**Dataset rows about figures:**

::::

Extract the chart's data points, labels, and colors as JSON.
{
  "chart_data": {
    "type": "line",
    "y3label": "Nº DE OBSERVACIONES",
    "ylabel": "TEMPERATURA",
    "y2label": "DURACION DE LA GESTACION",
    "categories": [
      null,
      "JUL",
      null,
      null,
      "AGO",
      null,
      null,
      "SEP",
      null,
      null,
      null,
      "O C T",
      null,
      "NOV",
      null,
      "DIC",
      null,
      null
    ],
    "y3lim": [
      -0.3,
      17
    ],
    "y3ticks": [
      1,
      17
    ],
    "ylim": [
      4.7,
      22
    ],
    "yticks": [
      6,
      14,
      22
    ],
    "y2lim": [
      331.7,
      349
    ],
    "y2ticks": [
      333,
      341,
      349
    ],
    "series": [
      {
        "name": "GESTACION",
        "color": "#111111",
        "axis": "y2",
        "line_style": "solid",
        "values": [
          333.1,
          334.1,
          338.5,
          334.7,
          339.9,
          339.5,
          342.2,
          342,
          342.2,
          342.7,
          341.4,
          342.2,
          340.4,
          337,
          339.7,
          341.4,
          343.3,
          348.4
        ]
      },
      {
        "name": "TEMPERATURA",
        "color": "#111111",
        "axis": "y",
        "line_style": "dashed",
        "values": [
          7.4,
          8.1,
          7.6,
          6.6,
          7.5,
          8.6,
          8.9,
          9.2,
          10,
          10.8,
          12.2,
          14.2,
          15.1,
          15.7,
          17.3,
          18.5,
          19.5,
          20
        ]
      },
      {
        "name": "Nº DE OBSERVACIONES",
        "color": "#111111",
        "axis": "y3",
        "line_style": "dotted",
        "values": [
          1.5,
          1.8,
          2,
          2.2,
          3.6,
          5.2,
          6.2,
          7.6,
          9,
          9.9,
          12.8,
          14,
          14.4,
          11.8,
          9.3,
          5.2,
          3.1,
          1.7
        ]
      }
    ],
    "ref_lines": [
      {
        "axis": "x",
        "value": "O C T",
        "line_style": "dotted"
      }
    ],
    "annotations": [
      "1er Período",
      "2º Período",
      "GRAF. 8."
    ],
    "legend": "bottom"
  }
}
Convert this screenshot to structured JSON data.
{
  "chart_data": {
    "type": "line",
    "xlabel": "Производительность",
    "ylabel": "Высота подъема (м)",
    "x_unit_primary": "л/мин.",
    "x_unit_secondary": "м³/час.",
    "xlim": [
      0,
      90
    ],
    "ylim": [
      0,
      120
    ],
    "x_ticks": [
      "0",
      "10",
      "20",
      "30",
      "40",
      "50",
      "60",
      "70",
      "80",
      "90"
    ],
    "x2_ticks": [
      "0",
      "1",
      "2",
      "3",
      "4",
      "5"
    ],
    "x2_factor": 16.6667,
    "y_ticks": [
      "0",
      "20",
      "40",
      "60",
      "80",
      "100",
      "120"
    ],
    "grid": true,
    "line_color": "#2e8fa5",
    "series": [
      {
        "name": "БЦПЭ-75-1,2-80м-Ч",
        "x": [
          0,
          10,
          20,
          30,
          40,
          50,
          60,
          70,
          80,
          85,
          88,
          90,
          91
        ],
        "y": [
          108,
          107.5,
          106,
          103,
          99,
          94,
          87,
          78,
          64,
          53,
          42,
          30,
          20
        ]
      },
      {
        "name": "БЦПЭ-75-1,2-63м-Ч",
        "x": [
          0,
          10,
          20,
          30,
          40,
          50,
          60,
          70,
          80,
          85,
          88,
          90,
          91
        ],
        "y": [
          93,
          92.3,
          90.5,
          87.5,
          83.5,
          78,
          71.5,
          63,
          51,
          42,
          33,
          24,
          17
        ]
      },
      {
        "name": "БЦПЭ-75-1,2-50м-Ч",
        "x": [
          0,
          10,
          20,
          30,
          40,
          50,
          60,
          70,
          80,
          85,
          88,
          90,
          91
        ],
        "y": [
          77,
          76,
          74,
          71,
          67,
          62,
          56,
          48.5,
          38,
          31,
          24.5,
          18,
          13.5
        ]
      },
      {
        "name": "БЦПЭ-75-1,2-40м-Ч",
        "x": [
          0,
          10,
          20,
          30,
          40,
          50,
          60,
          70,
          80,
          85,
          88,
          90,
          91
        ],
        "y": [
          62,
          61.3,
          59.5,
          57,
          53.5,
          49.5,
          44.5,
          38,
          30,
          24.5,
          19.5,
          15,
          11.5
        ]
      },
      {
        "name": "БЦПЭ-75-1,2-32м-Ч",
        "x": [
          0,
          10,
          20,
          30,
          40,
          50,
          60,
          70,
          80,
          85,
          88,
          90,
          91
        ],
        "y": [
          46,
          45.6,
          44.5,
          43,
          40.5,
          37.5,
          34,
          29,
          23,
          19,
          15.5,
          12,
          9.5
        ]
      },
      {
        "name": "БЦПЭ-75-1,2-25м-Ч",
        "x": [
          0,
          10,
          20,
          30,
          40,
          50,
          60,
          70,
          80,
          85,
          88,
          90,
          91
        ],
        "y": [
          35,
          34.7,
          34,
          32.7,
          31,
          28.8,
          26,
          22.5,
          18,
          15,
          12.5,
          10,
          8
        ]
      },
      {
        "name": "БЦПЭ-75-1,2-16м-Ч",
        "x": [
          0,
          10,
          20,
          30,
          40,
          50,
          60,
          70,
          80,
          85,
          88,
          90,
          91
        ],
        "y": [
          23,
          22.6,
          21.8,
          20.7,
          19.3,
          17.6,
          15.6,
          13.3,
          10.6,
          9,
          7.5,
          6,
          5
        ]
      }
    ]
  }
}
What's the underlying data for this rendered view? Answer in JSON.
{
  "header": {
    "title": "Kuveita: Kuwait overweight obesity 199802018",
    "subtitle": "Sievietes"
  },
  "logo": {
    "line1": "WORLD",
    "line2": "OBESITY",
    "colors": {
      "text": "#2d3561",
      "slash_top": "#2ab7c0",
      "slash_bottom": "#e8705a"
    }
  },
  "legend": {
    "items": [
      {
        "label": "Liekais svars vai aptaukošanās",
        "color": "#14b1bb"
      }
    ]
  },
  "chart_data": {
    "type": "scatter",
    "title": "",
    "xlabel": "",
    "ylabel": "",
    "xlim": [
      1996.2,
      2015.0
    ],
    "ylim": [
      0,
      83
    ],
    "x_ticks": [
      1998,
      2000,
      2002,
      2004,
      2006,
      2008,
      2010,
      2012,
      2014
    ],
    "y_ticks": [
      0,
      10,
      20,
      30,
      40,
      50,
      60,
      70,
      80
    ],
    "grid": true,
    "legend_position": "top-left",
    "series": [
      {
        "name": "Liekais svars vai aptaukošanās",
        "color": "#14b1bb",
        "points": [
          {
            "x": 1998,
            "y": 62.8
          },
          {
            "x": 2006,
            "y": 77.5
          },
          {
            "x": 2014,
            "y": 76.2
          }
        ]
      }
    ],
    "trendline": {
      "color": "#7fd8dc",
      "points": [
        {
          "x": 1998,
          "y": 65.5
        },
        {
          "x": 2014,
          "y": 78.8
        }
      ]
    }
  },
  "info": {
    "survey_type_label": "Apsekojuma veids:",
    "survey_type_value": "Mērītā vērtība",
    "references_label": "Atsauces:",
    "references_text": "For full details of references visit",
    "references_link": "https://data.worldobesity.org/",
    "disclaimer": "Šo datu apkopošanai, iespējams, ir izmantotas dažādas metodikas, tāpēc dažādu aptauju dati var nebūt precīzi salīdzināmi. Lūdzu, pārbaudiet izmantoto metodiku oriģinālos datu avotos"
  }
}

::::

**THE REQUEST:** Print the whole listing again, exactly.

**EXERCISE ANSWER:**
Extract the chart's data points, labels, and colors as JSON.
{
  "chart_data": {
    "type": "line",
    "y3label": "Nº DE OBSERVACIONES",
    "ylabel": "TEMPERATURA",
    "y2label": "DURACION DE LA GESTACION",
    "categories": [
      null,
      "JUL",
      null,
      null,
      "AGO",
      null,
      null,
      "SEP",
      null,
      null,
      null,
      "O C T",
      null,
      "NOV",
      null,
      "DIC",
      null,
      null
    ],
    "y3lim": [
      -0.3,
      17
    ],
    "y3ticks": [
      1,
      17
    ],
    "ylim": [
      4.7,
      22
    ],
    "yticks": [
      6,
      14,
      22
    ],
    "y2lim": [
      331.7,
      349
    ],
    "y2ticks": [
      333,
      341,
      349
    ],
    "series": [
      {
        "name": "GESTACION",
        "color": "#111111",
        "axis": "y2",
        "line_style": "solid",
        "values": [
          333.1,
          334.1,
          338.5,
          334.7,
          339.9,
          339.5,
          342.2,
          342,
          342.2,
          342.7,
          341.4,
          342.2,
          340.4,
          337,
          339.7,
          341.4,
          343.3,
          348.4
        ]
      },
      {
        "name": "TEMPERATURA",
        "color": "#111111",
        "axis": "y",
        "line_style": "dashed",
        "values": [
          7.4,
          8.1,
          7.6,
          6.6,
          7.5,
          8.6,
          8.9,
          9.2,
          10,
          10.8,
          12.2,
          14.2,
          15.1,
          15.7,
          17.3,
          18.5,
          19.5,
          20
        ]
      },
      {
        "name": "Nº DE OBSERVACIONES",
        "color": "#111111",
        "axis": "y3",
        "line_style": "dotted",
        "values": [
          1.5,
          1.8,
          2,
          2.2,
          3.6,
          5.2,
          6.2,
          7.6,
          9,
          9.9,
          12.8,
          14,
          14.4,
          11.8,
          9.3,
          5.2,
          3.1,
          1.7
        ]
      }
    ],
    "ref_lines": [
      {
        "axis": "x",
        "value": "O C T",
        "line_style": "dotted"
      }
    ],
    "annotations": [
      "1er Período",
      "2º Período",
      "GRAF. 8."
    ],
    "legend": "bottom"
  }
}
Convert this screenshot to structured JSON data.
{
  "chart_data": {
    "type": "line",
    "xlabel": "Производительность",
    "ylabel": "Высота подъема (м)",
    "x_unit_primary": "л/мин.",
    "x_unit_secondary": "м³/час.",
    "xlim": [
      0,
      90
    ],
    "ylim": [
      0,
      120
    ],
    "x_ticks": [
      "0",
      "10",
      "20",
      "30",
      "40",
      "50",
      "60",
      "70",
      "80",
      "90"
    ],
    "x2_ticks": [
      "0",
      "1",
      "2",
      "3",
      "4",
      "5"
    ],
    "x2_factor": 16.6667,
    "y_ticks": [
      "0",
      "20",
      "40",
      "60",
      "80",
      "100",
      "120"
    ],
    "grid": true,
    "line_color": "#2e8fa5",
    "series": [
      {
        "name": "БЦПЭ-75-1,2-80м-Ч",
        "x": [
          0,
          10,
          20,
          30,
          40,
          50,
          60,
          70,
          80,
          85,
          88,
          90,
          91
        ],
        "y": [
          108,
          107.5,
          106,
          103,
          99,
          94,
          87,
          78,
          64,
          53,
          42,
          30,
          20
        ]
      },
      {
        "name": "БЦПЭ-75-1,2-63м-Ч",
        "x": [
          0,
          10,
          20,
          30,
          40,
          50,
          60,
          70,
          80,
          85,
          88,
          90,
          91
        ],
        "y": [
          93,
          92.3,
          90.5,
          87.5,
          83.5,
          78,
          71.5,
          63,
          51,
          42,
          33,
          24,
          17
        ]
      },
      {
        "name": "БЦПЭ-75-1,2-50м-Ч",
        "x": [
          0,
          10,
          20,
          30,
          40,
          50,
          60,
          70,
          80,
          85,
          88,
          90,
          91
        ],
        "y": [
          77,
          76,
          74,
          71,
          67,
          62,
          56,
          48.5,
          38,
          31,
          24.5,
          18,
          13.5
        ]
      },
      {
        "name": "БЦПЭ-75-1,2-40м-Ч",
        "x": [
          0,
          10,
          20,
          30,
          40,
          50,
          60,
          70,
          80,
          85,
          88,
          90,
          91
        ],
        "y": [
          62,
          61.3,
          59.5,
          57,
          53.5,
          49.5,
          44.5,
          38,
          30,
          24.5,
          19.5,
          15,
          11.5
        ]
      },
      {
        "name": "БЦПЭ-75-1,2-32м-Ч",
        "x": [
          0,
          10,
          20,
          30,
          40,
          50,
          60,
          70,
          80,
          85,
          88,
          90,
          91
        ],
        "y": [
          46,
          45.6,
          44.5,
          43,
          40.5,
          37.5,
          34,
          29,
          23,
          19,
          15.5,
          12,
          9.5
        ]
      },
      {
        "name": "БЦПЭ-75-1,2-25м-Ч",
        "x": [
          0,
          10,
          20,
          30,
          40,
          50,
          60,
          70,
          80,
          85,
          88,
          90,
          91
        ],
        "y": [
          35,
          34.7,
          34,
          32.7,
          31,
          28.8,
          26,
          22.5,
          18,
          15,
          12.5,
          10,
          8
        ]
      },
      {
        "name": "БЦПЭ-75-1,2-16м-Ч",
        "x": [
          0,
          10,
          20,
          30,
          40,
          50,
          60,
          70,
          80,
          85,
          88,
          90,
          91
        ],
        "y": [
          23,
          22.6,
          21.8,
          20.7,
          19.3,
          17.6,
          15.6,
          13.3,
          10.6,
          9,
          7.5,
          6,
          5
        ]
      }
    ]
  }
}
What's the underlying data for this rendered view? Answer in JSON.
{
  "header": {
    "title": "Kuveita: Kuwait overweight obesity 199802018",
    "subtitle": "Sievietes"
  },
  "logo": {
    "line1": "WORLD",
    "line2": "OBESITY",
    "colors": {
      "text": "#2d3561",
      "slash_top": "#2ab7c0",
      "slash_bottom": "#e8705a"
    }
  },
  "legend": {
    "items": [
      {
        "label": "Liekais svars vai aptaukošanās",
        "color": "#14b1bb"
      }
    ]
  },
  "chart_data": {
    "type": "scatter",
    "title": "",
    "xlabel": "",
    "ylabel": "",
    "xlim": [
      1996.2,
      2015.0
    ],
    "ylim": [
      0,
      83
    ],
    "x_ticks": [
      1998,
      2000,
      2002,
      2004,
      2006,
      2008,
      2010,
      2012,
      2014
    ],
    "y_ticks": [
      0,
      10,
      20,
      30,
      40,
      50,
      60,
      70,
      80
    ],
    "grid": true,
    "legend_position": "top-left",
    "series": [
      {
        "name": "Liekais svars vai aptaukošanās",
        "color": "#14b1bb",
        "points": [
          {
            "x": 1998,
            "y": 62.8
          },
          {
            "x": 2006,
            "y": 77.5
          },
          {
            "x": 2014,
            "y": 76.2
          }
        ]
      }
    ],
    "trendline": {
      "color": "#7fd8dc",
      "points": [
        {
          "x": 1998,
          "y": 65.5
        },
        {
          "x": 2014,
          "y": 78.8
        }
      ]
    }
  },
  "info": {
    "survey_type_label": "Apsekojuma veids:",
    "survey_type_value": "Mērītā vērtība",
    "references_label": "Atsauces:",
    "references_text": "For full details of references visit",
    "references_link": "https://data.worldobesity.org/",
    "disclaimer": "Šo datu apkopošanai, iespējams, ir izmantotas dažādas metodikas, tāpēc dažādu aptauju dati var nebūt precīzi salīdzināmi. Lūdzu, pārbaudiet izmantoto metodiku oriģinālos datu avotos"
  }
}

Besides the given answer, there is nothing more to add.